A block of data:

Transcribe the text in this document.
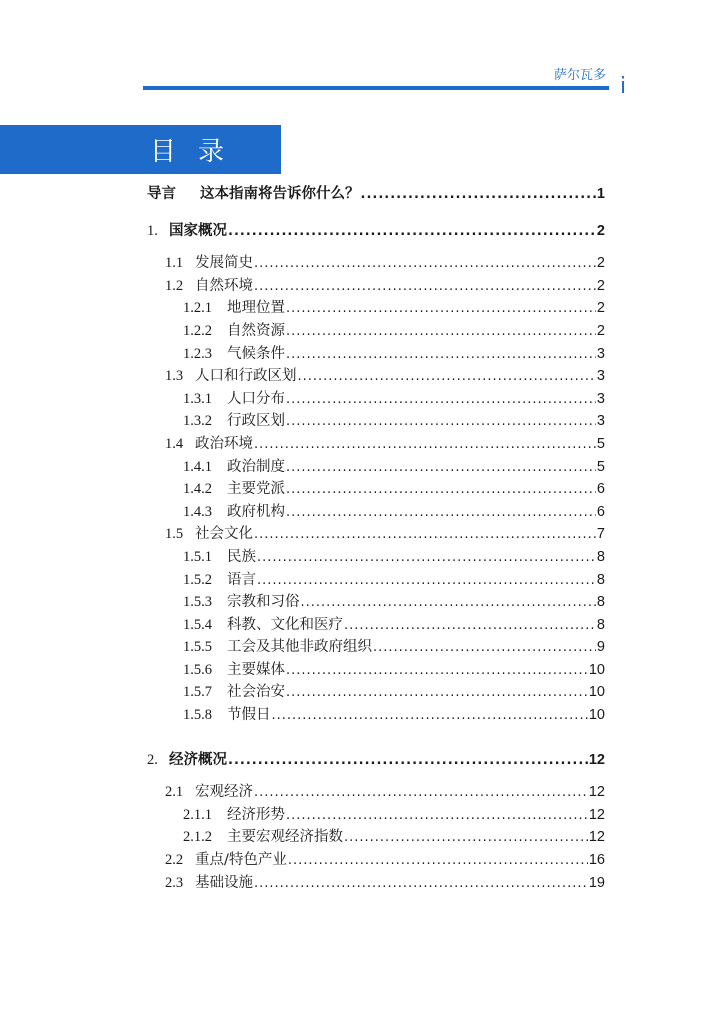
萨尔瓦多 i
目录
导言 这本指南将告诉你什么？ .....	1
1. 国家概况 .....	2
1.1 发展简史 .....	2
1.2 自然环境 .....	2
1.2.1 地理位置 .....	2
1.2.2 自然资源 .....	2
1.2.3 气候条件 .....	3
1.3 人口和行政区划 .....	3
1.3.1 人口分布 .....	3
1.3.2 行政区划 .....	3
1.4 政治环境 .....	5
1.4.1 政治制度 .....	5
1.4.2 主要党派 .....	6
1.4.3 政府机构 .....	6
1.5 社会文化 .....	7
1.5.1 民族 .....	8
1.5.2 语言 .....	8
1.5.3 宗教和习俗 .....	8
1.5.4 科教、文化和医疗 .....	8
1.5.5 工会及其他非政府组织 .....	9
1.5.6 主要媒体 .....	10
1.5.7 社会治安 .....	10
1.5.8 节假日 .....	10
2. 经济概况 .....	12
2.1 宏观经济 .....	12
2.1.1 经济形势 .....	12
2.1.2 主要宏观经济指数 .....	12
2.2 重点/特色产业 .....	16
2.3 基础设施 .....	19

→ **Given request**
Print the complete listing exactly as it stands, without its pictures.

→ **Right answer**
Transcribe the text in this document.
萨尔瓦多 i
目录
导言 这本指南将告诉你什么？ .....	1
1. 国家概况 .....	2
1.1 发展简史 .....	2
1.2 自然环境 .....	2
1.2.1 地理位置 .....	2
1.2.2 自然资源 .....	2
1.2.3 气候条件 .....	3
1.3 人口和行政区划 .....	3
1.3.1 人口分布 .....	3
1.3.2 行政区划 .....	3
1.4 政治环境 .....	5
1.4.1 政治制度 .....	5
1.4.2 主要党派 .....	6
1.4.3 政府机构 .....	6
1.5 社会文化 .....	7
1.5.1 民族 .....	8
1.5.2 语言 .....	8
1.5.3 宗教和习俗 .....	8
1.5.4 科教、文化和医疗 .....	8
1.5.5 工会及其他非政府组织 .....	9
1.5.6 主要媒体 .....	10
1.5.7 社会治安 .....	10
1.5.8 节假日 .....	10
2. 经济概况 .....	12
2.1 宏观经济 .....	12
2.1.1 经济形势 .....	12
2.1.2 主要宏观经济指数 .....	12
2.2 重点/特色产业 .....	16
2.3 基础设施 .....	19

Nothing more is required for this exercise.